Dataset records on visual material
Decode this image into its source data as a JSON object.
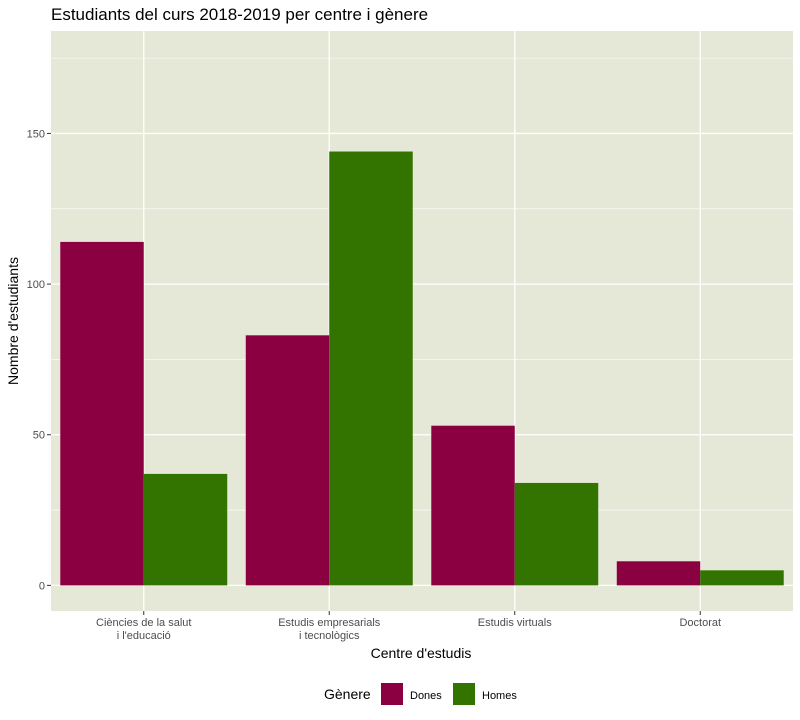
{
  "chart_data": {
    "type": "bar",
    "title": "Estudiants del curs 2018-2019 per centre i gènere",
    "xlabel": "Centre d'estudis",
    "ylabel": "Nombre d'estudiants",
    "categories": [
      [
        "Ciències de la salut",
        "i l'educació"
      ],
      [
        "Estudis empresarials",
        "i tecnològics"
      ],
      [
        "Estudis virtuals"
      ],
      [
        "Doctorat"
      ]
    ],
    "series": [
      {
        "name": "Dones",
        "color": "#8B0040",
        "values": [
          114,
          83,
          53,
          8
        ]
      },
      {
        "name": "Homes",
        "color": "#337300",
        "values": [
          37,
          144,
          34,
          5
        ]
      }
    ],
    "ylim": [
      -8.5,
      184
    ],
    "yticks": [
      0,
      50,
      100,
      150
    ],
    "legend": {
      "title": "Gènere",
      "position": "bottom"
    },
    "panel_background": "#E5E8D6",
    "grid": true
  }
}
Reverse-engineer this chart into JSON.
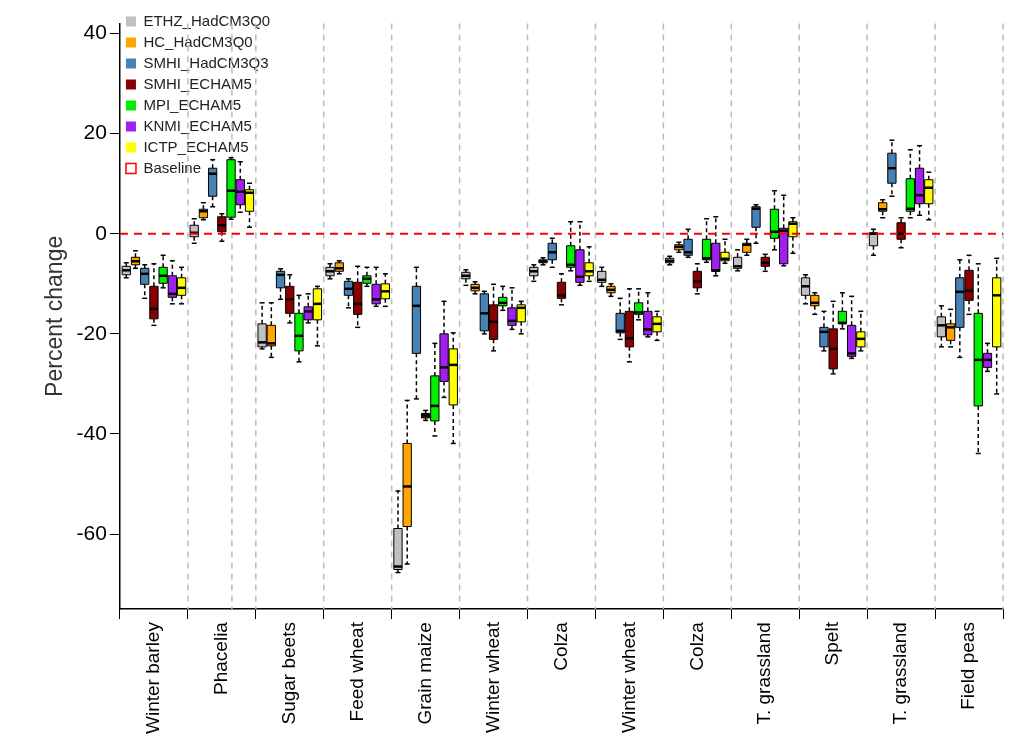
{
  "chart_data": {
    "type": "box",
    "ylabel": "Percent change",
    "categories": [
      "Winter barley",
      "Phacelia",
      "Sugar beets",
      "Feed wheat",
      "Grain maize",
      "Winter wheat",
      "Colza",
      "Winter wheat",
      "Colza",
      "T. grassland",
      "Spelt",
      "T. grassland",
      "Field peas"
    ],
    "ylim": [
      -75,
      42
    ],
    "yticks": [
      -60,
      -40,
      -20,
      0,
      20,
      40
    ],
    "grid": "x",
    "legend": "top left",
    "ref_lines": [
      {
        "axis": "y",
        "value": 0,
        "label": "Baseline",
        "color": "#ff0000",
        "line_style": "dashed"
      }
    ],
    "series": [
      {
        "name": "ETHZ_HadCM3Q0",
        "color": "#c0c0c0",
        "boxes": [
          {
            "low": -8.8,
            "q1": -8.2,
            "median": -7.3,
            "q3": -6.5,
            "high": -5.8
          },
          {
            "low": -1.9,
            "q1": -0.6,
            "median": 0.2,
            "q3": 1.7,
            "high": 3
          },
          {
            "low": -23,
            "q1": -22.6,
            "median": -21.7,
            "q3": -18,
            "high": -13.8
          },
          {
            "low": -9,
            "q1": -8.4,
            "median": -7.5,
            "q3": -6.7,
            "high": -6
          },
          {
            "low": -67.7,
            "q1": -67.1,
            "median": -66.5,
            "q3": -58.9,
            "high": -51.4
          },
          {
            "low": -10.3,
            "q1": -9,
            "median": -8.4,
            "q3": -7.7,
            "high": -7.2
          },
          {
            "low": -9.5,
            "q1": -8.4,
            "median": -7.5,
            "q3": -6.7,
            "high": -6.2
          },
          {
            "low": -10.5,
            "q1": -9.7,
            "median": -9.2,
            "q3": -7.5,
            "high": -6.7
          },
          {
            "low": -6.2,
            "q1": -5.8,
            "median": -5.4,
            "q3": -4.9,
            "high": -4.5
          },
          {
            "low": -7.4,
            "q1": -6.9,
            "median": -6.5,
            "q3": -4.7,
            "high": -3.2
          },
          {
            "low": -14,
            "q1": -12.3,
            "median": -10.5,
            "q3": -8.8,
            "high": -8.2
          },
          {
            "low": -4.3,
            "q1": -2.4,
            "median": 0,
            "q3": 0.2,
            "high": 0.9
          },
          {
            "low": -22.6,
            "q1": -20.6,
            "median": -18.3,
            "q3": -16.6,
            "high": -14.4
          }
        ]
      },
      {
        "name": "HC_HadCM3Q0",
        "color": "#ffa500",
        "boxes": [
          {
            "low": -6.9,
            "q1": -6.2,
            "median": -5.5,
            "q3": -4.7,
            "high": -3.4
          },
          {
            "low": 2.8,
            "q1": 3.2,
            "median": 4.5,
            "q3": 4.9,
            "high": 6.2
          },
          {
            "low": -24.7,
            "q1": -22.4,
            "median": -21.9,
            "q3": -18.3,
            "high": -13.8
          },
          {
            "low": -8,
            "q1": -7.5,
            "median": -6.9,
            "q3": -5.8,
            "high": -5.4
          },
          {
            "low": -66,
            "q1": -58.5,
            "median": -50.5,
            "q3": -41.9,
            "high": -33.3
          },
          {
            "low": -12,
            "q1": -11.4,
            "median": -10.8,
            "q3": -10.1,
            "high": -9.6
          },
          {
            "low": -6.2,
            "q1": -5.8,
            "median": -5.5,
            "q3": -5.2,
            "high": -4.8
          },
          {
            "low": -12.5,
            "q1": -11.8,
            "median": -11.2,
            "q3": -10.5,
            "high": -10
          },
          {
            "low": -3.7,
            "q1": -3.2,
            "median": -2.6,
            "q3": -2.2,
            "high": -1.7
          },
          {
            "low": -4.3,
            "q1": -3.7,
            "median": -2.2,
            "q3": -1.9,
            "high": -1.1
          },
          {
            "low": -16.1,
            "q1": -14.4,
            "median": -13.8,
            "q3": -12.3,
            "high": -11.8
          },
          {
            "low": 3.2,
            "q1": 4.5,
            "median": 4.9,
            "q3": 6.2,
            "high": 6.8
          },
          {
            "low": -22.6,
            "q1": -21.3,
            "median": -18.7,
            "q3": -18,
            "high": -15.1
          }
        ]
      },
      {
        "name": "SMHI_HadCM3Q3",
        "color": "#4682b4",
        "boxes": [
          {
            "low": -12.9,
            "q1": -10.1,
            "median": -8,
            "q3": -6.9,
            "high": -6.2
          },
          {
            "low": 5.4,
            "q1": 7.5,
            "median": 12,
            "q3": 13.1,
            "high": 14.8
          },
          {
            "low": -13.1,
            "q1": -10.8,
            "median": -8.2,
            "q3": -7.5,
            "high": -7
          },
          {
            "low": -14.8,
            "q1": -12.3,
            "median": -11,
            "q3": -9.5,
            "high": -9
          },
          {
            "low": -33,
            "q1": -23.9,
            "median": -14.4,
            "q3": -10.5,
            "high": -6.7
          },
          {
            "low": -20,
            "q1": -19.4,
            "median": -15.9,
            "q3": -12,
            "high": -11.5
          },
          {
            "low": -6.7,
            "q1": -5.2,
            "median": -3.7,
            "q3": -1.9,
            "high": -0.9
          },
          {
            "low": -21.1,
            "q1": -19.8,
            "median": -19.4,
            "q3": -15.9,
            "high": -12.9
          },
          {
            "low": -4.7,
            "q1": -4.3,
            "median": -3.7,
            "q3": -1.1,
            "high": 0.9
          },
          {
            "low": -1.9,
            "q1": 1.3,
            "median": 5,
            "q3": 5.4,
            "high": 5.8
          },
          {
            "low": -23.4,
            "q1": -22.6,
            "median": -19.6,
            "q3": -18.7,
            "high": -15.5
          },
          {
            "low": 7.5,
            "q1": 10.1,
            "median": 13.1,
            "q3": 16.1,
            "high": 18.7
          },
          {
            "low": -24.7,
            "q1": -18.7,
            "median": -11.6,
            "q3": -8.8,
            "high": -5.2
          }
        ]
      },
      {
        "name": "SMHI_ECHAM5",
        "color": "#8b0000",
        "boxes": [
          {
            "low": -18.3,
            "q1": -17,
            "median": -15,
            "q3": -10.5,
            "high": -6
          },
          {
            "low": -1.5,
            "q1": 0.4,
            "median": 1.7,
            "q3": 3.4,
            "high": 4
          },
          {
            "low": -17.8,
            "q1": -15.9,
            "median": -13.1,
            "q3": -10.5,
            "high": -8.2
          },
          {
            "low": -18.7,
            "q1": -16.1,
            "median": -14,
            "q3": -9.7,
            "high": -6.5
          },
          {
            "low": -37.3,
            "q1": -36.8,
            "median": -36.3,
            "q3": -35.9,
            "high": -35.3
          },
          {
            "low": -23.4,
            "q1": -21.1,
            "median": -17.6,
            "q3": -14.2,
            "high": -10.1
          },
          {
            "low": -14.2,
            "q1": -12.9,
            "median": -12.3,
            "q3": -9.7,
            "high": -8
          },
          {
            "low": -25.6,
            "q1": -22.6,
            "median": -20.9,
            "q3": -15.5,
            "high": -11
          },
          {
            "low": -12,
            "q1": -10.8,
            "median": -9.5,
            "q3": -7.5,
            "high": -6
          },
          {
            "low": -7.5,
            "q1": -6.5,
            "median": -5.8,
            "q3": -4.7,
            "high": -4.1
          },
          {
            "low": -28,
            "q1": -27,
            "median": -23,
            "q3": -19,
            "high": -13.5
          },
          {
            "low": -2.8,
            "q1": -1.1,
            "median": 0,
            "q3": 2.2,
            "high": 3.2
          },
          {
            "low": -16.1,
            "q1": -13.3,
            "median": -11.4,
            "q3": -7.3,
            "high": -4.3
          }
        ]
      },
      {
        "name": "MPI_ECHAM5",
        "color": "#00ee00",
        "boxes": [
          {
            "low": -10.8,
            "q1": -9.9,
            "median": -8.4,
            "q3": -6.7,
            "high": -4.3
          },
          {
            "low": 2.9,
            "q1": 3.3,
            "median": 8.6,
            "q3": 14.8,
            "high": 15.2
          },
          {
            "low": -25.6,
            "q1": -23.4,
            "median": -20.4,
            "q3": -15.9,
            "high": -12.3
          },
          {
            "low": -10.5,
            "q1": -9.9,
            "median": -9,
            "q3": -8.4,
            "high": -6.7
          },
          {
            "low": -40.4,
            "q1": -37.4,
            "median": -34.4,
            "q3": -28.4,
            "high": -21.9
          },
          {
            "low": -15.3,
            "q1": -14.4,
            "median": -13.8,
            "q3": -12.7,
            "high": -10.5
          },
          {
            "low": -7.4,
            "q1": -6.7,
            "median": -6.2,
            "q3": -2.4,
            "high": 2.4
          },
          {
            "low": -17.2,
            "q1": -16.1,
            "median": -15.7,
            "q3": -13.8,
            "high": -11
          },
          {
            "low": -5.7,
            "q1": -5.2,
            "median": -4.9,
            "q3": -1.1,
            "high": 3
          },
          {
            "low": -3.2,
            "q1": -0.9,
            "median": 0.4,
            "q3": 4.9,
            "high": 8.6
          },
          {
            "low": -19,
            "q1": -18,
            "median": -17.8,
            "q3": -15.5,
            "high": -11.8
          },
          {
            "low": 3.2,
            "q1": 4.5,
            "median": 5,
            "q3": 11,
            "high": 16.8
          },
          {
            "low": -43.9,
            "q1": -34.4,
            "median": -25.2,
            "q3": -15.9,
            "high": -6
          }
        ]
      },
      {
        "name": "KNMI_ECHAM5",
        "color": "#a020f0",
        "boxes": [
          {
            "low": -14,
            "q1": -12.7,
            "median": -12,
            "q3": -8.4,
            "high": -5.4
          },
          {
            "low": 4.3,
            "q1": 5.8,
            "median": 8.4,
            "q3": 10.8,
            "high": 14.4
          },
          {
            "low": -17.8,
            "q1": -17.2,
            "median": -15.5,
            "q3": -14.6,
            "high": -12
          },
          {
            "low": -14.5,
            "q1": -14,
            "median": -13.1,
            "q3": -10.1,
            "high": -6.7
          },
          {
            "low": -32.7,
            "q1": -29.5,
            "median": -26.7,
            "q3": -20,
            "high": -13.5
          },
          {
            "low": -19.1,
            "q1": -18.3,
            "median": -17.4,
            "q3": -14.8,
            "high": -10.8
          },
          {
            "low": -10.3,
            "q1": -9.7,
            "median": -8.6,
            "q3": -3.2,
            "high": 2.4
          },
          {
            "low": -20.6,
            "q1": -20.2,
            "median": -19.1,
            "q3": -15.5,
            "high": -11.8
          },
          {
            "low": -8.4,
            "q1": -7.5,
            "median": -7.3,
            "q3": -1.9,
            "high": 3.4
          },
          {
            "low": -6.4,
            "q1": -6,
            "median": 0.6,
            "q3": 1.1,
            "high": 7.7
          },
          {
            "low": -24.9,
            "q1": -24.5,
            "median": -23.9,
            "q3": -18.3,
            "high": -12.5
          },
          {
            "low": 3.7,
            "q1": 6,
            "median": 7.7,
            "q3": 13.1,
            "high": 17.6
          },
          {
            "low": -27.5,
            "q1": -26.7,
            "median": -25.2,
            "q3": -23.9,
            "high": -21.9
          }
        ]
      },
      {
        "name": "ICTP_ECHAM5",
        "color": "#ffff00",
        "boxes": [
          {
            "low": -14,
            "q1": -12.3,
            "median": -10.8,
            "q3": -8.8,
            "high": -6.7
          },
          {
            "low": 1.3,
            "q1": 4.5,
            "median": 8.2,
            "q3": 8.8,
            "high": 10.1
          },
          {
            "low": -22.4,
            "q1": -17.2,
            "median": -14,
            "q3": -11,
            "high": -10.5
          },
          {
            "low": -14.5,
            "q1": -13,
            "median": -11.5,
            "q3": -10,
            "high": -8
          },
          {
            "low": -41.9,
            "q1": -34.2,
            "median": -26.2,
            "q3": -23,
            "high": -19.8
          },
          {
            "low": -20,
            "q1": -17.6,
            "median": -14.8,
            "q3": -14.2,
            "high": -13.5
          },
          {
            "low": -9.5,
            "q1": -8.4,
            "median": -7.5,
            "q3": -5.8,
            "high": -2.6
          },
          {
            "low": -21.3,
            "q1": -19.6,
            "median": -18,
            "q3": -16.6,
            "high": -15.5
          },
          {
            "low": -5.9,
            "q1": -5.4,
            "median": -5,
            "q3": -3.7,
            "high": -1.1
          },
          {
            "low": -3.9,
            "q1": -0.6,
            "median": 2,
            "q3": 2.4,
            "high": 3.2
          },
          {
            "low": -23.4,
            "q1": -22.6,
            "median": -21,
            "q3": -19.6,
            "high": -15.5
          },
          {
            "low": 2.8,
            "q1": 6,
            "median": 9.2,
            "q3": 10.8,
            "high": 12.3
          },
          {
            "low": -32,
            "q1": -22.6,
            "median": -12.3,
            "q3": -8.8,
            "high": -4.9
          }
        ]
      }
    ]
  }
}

==

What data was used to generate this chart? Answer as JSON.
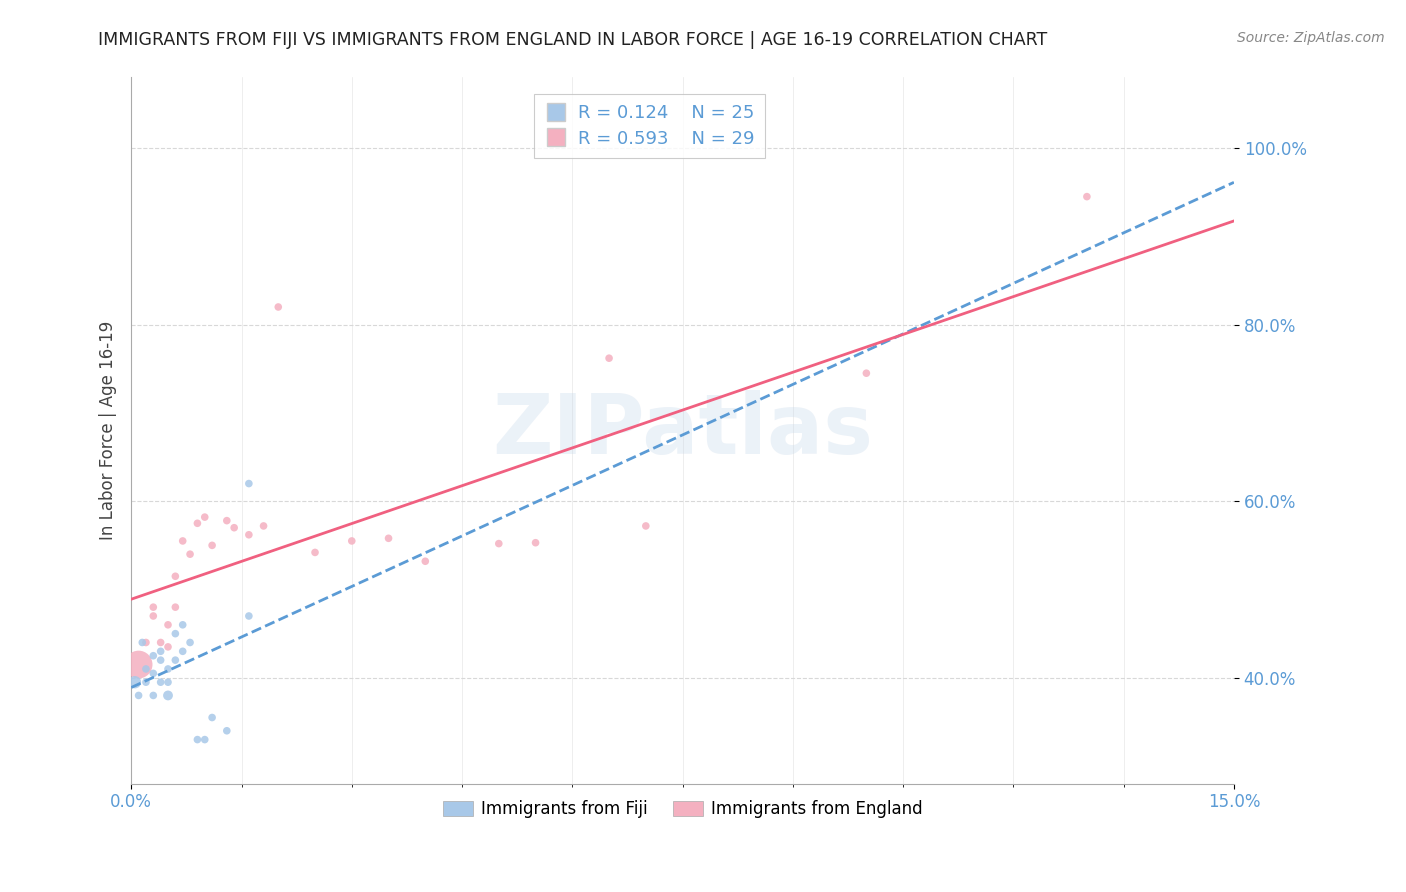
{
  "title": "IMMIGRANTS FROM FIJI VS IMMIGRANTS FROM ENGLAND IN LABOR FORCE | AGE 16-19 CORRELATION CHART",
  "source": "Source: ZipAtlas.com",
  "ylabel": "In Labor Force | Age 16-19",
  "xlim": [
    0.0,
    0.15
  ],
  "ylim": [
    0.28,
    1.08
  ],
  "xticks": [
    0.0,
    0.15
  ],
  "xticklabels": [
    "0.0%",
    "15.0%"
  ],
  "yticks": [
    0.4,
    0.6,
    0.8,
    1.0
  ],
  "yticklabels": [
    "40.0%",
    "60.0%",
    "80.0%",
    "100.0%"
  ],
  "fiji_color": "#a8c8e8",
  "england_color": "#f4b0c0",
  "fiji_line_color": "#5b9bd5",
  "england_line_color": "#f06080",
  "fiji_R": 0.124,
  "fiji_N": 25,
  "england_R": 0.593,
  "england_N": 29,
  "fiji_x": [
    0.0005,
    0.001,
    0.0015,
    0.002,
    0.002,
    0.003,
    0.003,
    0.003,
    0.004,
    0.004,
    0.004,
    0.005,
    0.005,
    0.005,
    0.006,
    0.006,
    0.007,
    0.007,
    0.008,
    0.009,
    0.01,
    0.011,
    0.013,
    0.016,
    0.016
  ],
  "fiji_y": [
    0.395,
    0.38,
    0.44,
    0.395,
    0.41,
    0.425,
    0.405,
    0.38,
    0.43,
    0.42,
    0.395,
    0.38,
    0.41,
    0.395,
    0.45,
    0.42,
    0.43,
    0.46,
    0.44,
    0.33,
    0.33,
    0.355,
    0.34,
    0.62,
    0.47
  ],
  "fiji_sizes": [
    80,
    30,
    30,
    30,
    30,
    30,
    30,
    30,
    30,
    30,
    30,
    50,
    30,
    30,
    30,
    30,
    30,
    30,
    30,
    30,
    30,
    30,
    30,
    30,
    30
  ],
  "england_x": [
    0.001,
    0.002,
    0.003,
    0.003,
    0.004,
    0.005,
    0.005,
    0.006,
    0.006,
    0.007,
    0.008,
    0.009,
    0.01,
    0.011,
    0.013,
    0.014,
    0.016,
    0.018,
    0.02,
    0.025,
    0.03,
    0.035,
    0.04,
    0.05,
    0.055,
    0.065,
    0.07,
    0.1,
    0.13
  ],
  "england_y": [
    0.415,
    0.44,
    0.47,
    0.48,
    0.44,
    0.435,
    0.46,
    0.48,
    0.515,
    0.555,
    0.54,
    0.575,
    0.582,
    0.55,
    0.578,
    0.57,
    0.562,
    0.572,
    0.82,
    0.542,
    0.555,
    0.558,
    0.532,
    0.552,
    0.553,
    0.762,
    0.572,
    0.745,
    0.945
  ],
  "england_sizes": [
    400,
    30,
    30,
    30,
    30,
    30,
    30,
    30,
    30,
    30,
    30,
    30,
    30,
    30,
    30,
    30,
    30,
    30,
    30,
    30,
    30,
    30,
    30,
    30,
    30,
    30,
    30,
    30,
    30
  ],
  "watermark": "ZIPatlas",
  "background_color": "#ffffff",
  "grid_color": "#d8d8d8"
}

(TASK PROMPT): Find the lines with the string "source" and reproduce them.

(RESPONSE):
Decode this image into its source data as a JSON object.
  "source": "Source: ZipAtlas.com",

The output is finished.